**Supplied passage**:
But what about the planned program? There were too many alternatives to go into detail, so I will just pick out what I remember.

Friday evening, after a buffet dinner,  there was supposed to be a talk by Robin Ellis, the original Poldark, but he was indisposed. Instead Graham Hunter, costume designer for Outlander and other films and TV, showed us some of the original clothes he had collected over the years, mostly survivals from the eighteenth century. He was informative and enthusiastic, but unfortunately let down by the microphone system – something that was to plague other speakers. The clothes were modelled by his assistant (Laurie?). Why don’t men look so smart nowadays?

This was followed by the Late Night Question Time Special, which was probably a bit too late for many.

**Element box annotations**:
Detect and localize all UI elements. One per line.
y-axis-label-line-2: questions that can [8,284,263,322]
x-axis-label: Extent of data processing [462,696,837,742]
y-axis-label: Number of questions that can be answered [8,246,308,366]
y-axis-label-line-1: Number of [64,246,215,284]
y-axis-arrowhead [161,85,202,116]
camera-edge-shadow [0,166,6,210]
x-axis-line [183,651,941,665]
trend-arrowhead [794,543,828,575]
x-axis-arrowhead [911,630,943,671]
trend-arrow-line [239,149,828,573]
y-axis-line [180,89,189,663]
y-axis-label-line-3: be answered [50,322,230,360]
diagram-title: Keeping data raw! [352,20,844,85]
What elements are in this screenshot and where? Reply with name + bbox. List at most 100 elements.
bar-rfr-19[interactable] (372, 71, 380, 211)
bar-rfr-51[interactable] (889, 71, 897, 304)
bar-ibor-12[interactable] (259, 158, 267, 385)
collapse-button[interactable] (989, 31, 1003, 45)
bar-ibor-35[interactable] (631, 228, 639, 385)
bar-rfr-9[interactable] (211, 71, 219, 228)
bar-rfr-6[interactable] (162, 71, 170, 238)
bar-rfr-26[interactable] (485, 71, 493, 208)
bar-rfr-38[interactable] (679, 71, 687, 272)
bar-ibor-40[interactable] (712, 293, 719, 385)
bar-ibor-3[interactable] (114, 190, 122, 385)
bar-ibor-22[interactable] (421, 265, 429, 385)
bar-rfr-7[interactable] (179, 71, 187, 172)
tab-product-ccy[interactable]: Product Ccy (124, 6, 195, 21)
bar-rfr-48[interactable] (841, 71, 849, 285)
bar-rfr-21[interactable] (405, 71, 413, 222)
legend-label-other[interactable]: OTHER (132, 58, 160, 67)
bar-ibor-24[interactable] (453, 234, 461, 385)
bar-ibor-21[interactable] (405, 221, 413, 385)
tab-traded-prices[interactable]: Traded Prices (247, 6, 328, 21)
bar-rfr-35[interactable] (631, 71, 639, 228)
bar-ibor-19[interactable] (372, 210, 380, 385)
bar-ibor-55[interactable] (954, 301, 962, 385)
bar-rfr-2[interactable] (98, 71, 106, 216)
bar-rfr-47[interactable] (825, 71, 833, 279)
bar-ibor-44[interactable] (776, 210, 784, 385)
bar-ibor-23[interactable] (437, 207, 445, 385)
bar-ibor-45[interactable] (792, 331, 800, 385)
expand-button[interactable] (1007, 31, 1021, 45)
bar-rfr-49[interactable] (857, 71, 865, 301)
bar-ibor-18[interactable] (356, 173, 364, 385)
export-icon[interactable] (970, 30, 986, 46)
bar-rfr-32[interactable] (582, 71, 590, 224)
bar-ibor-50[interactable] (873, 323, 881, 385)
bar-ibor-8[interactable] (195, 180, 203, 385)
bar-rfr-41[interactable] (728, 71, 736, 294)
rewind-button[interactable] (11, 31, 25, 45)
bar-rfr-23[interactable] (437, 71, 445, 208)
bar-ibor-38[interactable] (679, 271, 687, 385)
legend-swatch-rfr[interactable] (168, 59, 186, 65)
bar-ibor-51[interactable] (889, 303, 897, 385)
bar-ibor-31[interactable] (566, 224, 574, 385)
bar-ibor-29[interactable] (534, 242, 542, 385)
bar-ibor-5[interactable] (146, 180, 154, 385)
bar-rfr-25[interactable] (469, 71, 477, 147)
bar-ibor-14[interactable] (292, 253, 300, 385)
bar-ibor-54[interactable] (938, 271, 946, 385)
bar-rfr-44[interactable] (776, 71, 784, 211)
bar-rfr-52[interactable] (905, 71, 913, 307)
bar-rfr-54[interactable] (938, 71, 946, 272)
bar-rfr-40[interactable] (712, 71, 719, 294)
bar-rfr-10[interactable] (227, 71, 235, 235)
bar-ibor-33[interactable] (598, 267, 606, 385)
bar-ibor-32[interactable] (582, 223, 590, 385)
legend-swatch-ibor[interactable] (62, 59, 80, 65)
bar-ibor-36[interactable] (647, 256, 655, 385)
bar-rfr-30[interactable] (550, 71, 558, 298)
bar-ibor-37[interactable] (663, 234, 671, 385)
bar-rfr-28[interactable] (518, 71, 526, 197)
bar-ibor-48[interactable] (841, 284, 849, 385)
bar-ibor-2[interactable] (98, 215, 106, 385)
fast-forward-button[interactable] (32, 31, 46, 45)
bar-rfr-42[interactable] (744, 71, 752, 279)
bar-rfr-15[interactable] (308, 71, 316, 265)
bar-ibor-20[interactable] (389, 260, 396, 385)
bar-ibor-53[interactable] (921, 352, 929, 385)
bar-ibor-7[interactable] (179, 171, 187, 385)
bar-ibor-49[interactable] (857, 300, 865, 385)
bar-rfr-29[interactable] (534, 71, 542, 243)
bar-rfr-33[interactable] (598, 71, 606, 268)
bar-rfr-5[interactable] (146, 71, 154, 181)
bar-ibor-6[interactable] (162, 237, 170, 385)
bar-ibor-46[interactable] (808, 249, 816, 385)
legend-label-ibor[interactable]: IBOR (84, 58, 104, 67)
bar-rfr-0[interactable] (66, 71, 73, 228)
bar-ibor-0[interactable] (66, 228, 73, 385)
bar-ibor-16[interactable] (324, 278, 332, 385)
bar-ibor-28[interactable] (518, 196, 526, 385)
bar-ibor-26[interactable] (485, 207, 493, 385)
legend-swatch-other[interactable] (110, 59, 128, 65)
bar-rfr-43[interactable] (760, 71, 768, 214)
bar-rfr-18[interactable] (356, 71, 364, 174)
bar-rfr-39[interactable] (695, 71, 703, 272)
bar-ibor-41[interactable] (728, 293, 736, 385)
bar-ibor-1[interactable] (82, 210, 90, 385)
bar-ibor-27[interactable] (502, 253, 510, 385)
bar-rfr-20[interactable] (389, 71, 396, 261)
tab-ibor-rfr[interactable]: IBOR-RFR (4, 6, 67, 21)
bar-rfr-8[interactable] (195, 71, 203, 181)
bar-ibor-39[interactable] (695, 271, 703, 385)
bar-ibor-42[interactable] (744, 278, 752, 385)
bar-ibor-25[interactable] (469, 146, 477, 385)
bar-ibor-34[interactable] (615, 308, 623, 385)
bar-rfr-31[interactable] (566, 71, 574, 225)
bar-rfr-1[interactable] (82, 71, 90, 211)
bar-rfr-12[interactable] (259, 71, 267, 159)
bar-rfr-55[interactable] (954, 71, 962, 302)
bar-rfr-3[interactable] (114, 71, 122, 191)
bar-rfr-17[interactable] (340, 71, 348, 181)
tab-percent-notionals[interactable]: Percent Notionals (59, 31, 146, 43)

**Work instructions**:
A. In the program passage, who showed the original clothes he had collected over the years?
B. Write out the program passage again from "Friday evening, after" down to "late for many.", swapping "microphone system" for "sound system".

**Task-by-task outputs**:
A. Graham Hunter, costume designer for Outlander and other films and TV.

B.
Friday evening, after a buffet dinner,  there was supposed to be a talk by Robin Ellis, the original Poldark, but he was indisposed. Instead Graham Hunter, costume designer for Outlander and other films and TV, showed us some of the original clothes he had collected over the years, mostly survivals from the eighteenth century. He was informative and enthusiastic, but unfortunately let down by the sound system – something that was to plague other speakers. The clothes were modelled by his assistant (Laurie?). Why don’t men look so smart nowadays?

This was followed by the Late Night Question Time Special, which was probably a bit too late for many.